## TO BE DONE:
Print every entry, word for word, and skip the images.
++++ THE RECORDS ++++
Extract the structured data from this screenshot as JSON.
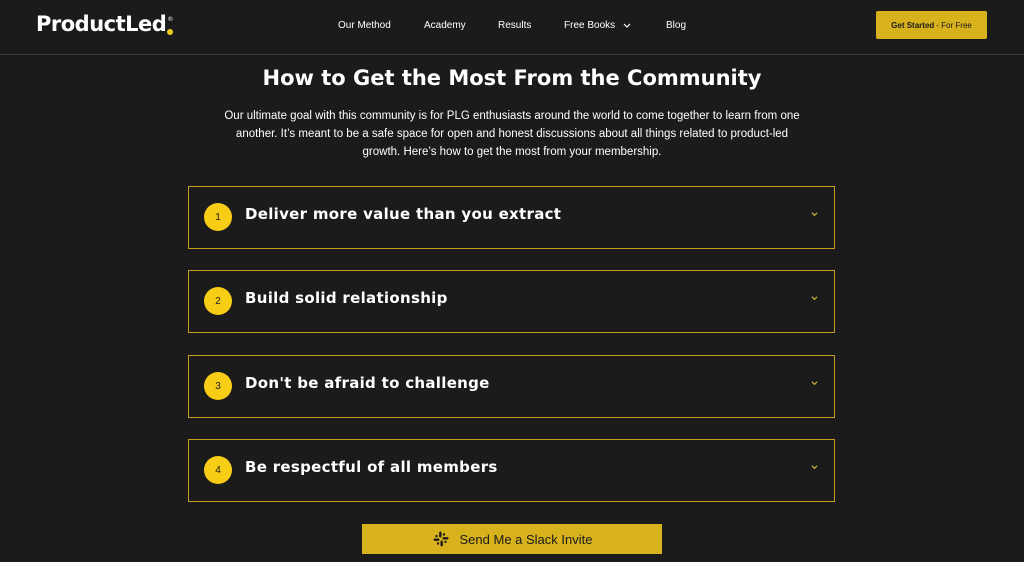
{
  "header": {
    "logo": "ProductLed",
    "logo_mark": "®",
    "nav": [
      {
        "label": "Our Method"
      },
      {
        "label": "Academy"
      },
      {
        "label": "Results"
      },
      {
        "label": "Free Books"
      },
      {
        "label": "Blog"
      }
    ],
    "cta_bold": "Get Started",
    "cta_rest": "- For Free"
  },
  "main": {
    "title": "How to Get the Most From the Community",
    "intro": "Our ultimate goal with this community is for PLG enthusiasts around the world to come together to learn from one another. It’s meant to be a safe space for open and honest discussions about all things related to product-led growth. Here’s how to get the most from your membership.",
    "items": [
      {
        "number": "1",
        "title": "Deliver more value than you extract"
      },
      {
        "number": "2",
        "title": "Build solid relationship"
      },
      {
        "number": "3",
        "title": "Don't be afraid to challenge"
      },
      {
        "number": "4",
        "title": "Be respectful of all members"
      }
    ],
    "slack_button": "Send Me a Slack Invite"
  },
  "colors": {
    "background": "#1c1b1b",
    "accent": "#d7b21c",
    "badge": "#f7cd16",
    "border": "#bf9f1d"
  },
  "icons": [
    "chevron-down-icon",
    "slack-icon"
  ]
}
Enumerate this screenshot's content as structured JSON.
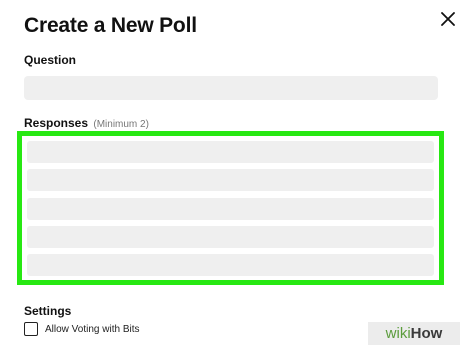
{
  "dialog": {
    "title": "Create a New Poll",
    "close_icon": "close-icon"
  },
  "question": {
    "label": "Question",
    "value": "",
    "placeholder": ""
  },
  "responses": {
    "label": "Responses",
    "hint": "(Minimum 2)",
    "highlight_color": "#27e812",
    "items": [
      {
        "value": ""
      },
      {
        "value": ""
      },
      {
        "value": ""
      },
      {
        "value": ""
      },
      {
        "value": ""
      }
    ]
  },
  "settings": {
    "label": "Settings",
    "allow_bits_label": "Allow Voting with Bits",
    "allow_bits_checked": false
  },
  "watermark": {
    "part1": "wiki",
    "part2": "How"
  }
}
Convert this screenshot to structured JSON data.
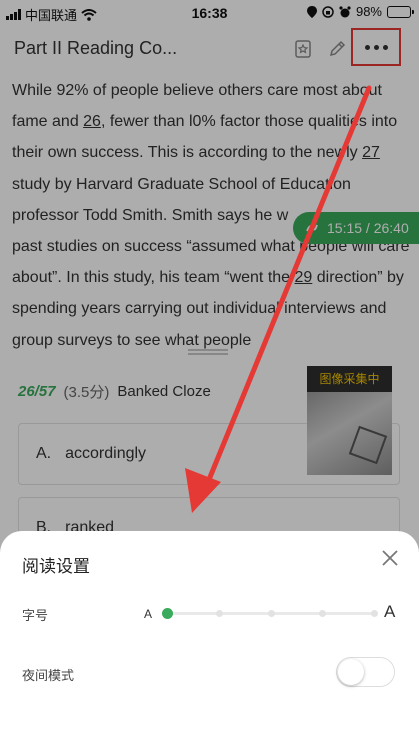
++++
## RESULT BELOW:
Extract the structured data from this screenshot as JSON.
{
  "header": {
    "logo": "ProductLed",
    "logo_mark": "®",
    "nav": [
      {
        "label": "Our Method"
      },
      {
        "label": "Academy"
      },
      {
        "label": "Results"
      },
      {
        "label": "Free Books"
      },
      {
        "label": "Blog"
      }
    ],
    "cta_bold": "Get Started",
    "cta_rest": "- For Free"
  },
  "main": {
    "title": "How to Get the Most From the Community",
    "intro": "Our ultimate goal with this community is for PLG enthusiasts around the world to come together to learn from one another. It’s meant to be a safe space for open and honest discussions about all things related to product-led growth. Here’s how to get the most from your membership.",
    "items": [
      {
        "number": "1",
        "title": "Deliver more value than you extract"
      },
      {
        "number": "2",
        "title": "Build solid relationship"
      },
      {
        "number": "3",
        "title": "Don't be afraid to challenge"
      },
      {
        "number": "4",
        "title": "Be respectful of all members"
      }
    ],
    "slack_button": "Send Me a Slack Invite"
  },
  "colors": {
    "background": "#1c1b1b",
    "accent": "#d7b21c",
    "badge": "#f7cd16",
    "border": "#bf9f1d"
  },
  "icons": [
    "chevron-down-icon",
    "slack-icon"
  ]
}
Enumerate this screenshot's content as structured JSON.
{
  "dialog": {
    "title": "Create a New Poll",
    "close_icon": "close-icon"
  },
  "question": {
    "label": "Question",
    "value": "",
    "placeholder": ""
  },
  "responses": {
    "label": "Responses",
    "hint": "(Minimum 2)",
    "highlight_color": "#27e812",
    "items": [
      {
        "value": ""
      },
      {
        "value": ""
      },
      {
        "value": ""
      },
      {
        "value": ""
      },
      {
        "value": ""
      }
    ]
  },
  "settings": {
    "label": "Settings",
    "allow_bits_label": "Allow Voting with Bits",
    "allow_bits_checked": false
  },
  "watermark": {
    "part1": "wiki",
    "part2": "How"
  }
}
Convert this screenshot to structured JSON data.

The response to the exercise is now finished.